At first glance, it is difficult to know which of the two images of Jesse Lingard is a photograph. Computer-generated images are so realistic nowadays, it is not surprising that this type of problem has arisen. If images can be created so accurately, they may come a time when cameras are no longer needed. Graphics are so realistic that there might not be a need in the future to send a photographer out, when the ideal image can be made on screen. 

However, it does raise the issue of image rights when creating a representation of a person. Also, what are the responsibilities of the image creator once it is out in the public domain.

At one level, it could be argued that the collection of pixels are not real, and would not exist without the screen. However, by being placed within a game-based scenario, the character becomes life-like. As computer generated imagery becomes more prevalent, it will be interesting to see what responsibilities will need to be granted for creators and what rights there are for the sprites.  

The Digital Image in Photographic Culture

Daniel Rubinstein and Katrina Sluis (2013) base their two conceptions of the image on how photography is represented in two films: Titanic and Memento

In the penultimate scene in Titanic, the photographs that appear beside Rose on her death-bed illustrate significant moments from her life, ordered chrologically after surviving the sinking of the Titanic. If a person's life could be retold in sentences, then the photographs would be the full stops, exclamation marks and question marks. They represent significant, memorable events which can be viewed and compared with each other, chronologically. 

Meanwhile, Memento includes a series of polaroids, to help Leonard, an amnesia sufferer, identify his wife's killer. The photographs give Leonard 'points of access that allow movement from one temporality to another' Rubinstein and Sluis, 2013: 23). Instead of one chronological route through the photographs, there is a multiplicity of storylines.

Photo albums enable us to organise and catalogue photographic memories. If they are stored in a physical album, then they will usually be in chronological order. This enables the viewer to move forwards and backwards through time. Meanwhile, photographs which are stored digital are able to be accessed in a multimodal fashion. This can include clicking on links for different categories or typing in keywords to retrieve images with a corresponding tag. Furthermore, 'Timehop', on Facebook, pushes images taken in previous years. Distant memories are brought to the forefront of a person's thoughts.   

Rubinstein and Sluis (2013) refer to photography as a 'two-faced Janus', because it points in two directions. Firstly, one side faces the 'real world' people, places and events, transforming them into a two dimensional object. Meanwhile, the other side faces the repetition and reproduction of those photographs.

→ **Information given**:
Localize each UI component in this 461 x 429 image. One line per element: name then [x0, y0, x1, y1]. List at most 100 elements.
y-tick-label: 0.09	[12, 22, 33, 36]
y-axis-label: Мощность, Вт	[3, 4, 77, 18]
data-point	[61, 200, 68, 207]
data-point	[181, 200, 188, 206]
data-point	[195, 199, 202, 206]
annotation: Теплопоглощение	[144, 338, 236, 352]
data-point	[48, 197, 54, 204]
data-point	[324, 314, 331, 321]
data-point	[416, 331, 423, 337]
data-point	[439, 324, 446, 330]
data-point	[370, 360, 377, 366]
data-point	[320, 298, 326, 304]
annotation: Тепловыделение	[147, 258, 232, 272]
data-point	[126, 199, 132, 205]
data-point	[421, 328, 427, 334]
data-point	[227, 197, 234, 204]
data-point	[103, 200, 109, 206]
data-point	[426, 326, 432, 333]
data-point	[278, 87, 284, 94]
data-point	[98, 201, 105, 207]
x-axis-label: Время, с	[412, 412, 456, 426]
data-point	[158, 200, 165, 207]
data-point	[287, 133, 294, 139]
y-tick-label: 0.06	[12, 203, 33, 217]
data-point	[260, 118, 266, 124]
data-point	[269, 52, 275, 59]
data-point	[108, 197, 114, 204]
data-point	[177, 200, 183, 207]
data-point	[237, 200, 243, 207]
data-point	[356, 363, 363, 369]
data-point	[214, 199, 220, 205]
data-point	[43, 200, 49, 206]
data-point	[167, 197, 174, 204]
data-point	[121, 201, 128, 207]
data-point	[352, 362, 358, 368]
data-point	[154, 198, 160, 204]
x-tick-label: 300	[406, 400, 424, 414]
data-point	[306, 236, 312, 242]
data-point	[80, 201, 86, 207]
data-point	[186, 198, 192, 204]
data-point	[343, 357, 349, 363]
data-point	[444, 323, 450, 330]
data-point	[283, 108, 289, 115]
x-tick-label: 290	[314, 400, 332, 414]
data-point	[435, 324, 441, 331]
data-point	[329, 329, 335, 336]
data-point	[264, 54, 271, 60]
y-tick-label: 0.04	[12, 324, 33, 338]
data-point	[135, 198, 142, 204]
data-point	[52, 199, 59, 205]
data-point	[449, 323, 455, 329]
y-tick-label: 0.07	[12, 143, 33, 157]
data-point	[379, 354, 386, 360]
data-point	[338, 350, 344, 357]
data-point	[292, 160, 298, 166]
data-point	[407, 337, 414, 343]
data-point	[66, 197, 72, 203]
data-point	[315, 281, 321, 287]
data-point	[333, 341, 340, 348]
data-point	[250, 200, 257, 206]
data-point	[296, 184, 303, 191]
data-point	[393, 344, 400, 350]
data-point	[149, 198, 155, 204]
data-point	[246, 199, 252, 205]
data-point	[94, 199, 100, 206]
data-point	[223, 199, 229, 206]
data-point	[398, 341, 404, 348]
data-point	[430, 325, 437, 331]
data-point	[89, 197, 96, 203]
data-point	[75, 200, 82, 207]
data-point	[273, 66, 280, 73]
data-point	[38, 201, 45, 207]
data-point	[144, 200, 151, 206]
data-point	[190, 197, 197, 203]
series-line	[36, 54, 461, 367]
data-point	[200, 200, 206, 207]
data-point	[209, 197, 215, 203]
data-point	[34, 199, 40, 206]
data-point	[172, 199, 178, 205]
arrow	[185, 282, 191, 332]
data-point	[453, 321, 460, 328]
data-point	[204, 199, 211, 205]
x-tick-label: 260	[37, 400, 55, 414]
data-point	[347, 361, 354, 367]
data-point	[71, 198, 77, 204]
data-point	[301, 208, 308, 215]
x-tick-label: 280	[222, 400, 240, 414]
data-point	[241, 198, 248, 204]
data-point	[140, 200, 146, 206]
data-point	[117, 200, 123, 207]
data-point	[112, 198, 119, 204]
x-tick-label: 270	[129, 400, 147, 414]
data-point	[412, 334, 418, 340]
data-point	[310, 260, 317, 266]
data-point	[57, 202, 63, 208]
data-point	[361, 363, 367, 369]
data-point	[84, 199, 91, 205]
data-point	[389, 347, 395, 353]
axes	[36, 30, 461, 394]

→ **About this exercise**: Can you copy the whole passage on computer-generated images and photography word for word? The records aren't needed for this exercise.

→ **Written answer**:
At first glance, it is difficult to know which of the two images of Jesse Lingard is a photograph. Computer-generated images are so realistic nowadays, it is not surprising that this type of problem has arisen. If images can be created so accurately, they may come a time when cameras are no longer needed. Graphics are so realistic that there might not be a need in the future to send a photographer out, when the ideal image can be made on screen. 

However, it does raise the issue of image rights when creating a representation of a person. Also, what are the responsibilities of the image creator once it is out in the public domain.

At one level, it could be argued that the collection of pixels are not real, and would not exist without the screen. However, by being placed within a game-based scenario, the character becomes life-like. As computer generated imagery becomes more prevalent, it will be interesting to see what responsibilities will need to be granted for creators and what rights there are for the sprites.  

The Digital Image in Photographic Culture

Daniel Rubinstein and Katrina Sluis (2013) base their two conceptions of the image on how photography is represented in two films: Titanic and Memento

In the penultimate scene in Titanic, the photographs that appear beside Rose on her death-bed illustrate significant moments from her life, ordered chrologically after surviving the sinking of the Titanic. If a person's life could be retold in sentences, then the photographs would be the full stops, exclamation marks and question marks. They represent significant, memorable events which can be viewed and compared with each other, chronologically. 

Meanwhile, Memento includes a series of polaroids, to help Leonard, an amnesia sufferer, identify his wife's killer. The photographs give Leonard 'points of access that allow movement from one temporality to another' Rubinstein and Sluis, 2013: 23). Instead of one chronological route through the photographs, there is a multiplicity of storylines.

Photo albums enable us to organise and catalogue photographic memories. If they are stored in a physical album, then they will usually be in chronological order. This enables the viewer to move forwards and backwards through time. Meanwhile, photographs which are stored digital are able to be accessed in a multimodal fashion. This can include clicking on links for different categories or typing in keywords to retrieve images with a corresponding tag. Furthermore, 'Timehop', on Facebook, pushes images taken in previous years. Distant memories are brought to the forefront of a person's thoughts.   

Rubinstein and Sluis (2013) refer to photography as a 'two-faced Janus', because it points in two directions. Firstly, one side faces the 'real world' people, places and events, transforming them into a two dimensional object. Meanwhile, the other side faces the repetition and reproduction of those photographs.